--- BEGIN ---

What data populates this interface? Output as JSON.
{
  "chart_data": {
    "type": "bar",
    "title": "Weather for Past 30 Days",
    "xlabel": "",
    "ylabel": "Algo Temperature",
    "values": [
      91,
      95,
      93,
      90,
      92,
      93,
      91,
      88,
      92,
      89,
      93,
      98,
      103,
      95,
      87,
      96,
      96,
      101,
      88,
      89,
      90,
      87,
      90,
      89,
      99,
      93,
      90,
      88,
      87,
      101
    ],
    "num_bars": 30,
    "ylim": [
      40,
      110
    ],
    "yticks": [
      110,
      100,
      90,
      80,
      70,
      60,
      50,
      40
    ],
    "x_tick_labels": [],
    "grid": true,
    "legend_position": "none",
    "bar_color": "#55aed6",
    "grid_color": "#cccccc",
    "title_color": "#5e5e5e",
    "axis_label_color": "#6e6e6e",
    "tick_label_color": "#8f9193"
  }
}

--- END ---

> [Required task]: Transcribe the whole listing exactly.

> [Expected answer]:
What data populates this interface? Output as JSON.
{
  "chart_data": {
    "type": "bar",
    "title": "Weather for Past 30 Days",
    "xlabel": "",
    "ylabel": "Algo Temperature",
    "values": [
      91,
      95,
      93,
      90,
      92,
      93,
      91,
      88,
      92,
      89,
      93,
      98,
      103,
      95,
      87,
      96,
      96,
      101,
      88,
      89,
      90,
      87,
      90,
      89,
      99,
      93,
      90,
      88,
      87,
      101
    ],
    "num_bars": 30,
    "ylim": [
      40,
      110
    ],
    "yticks": [
      110,
      100,
      90,
      80,
      70,
      60,
      50,
      40
    ],
    "x_tick_labels": [],
    "grid": true,
    "legend_position": "none",
    "bar_color": "#55aed6",
    "grid_color": "#cccccc",
    "title_color": "#5e5e5e",
    "axis_label_color": "#6e6e6e",
    "tick_label_color": "#8f9193"
  }
}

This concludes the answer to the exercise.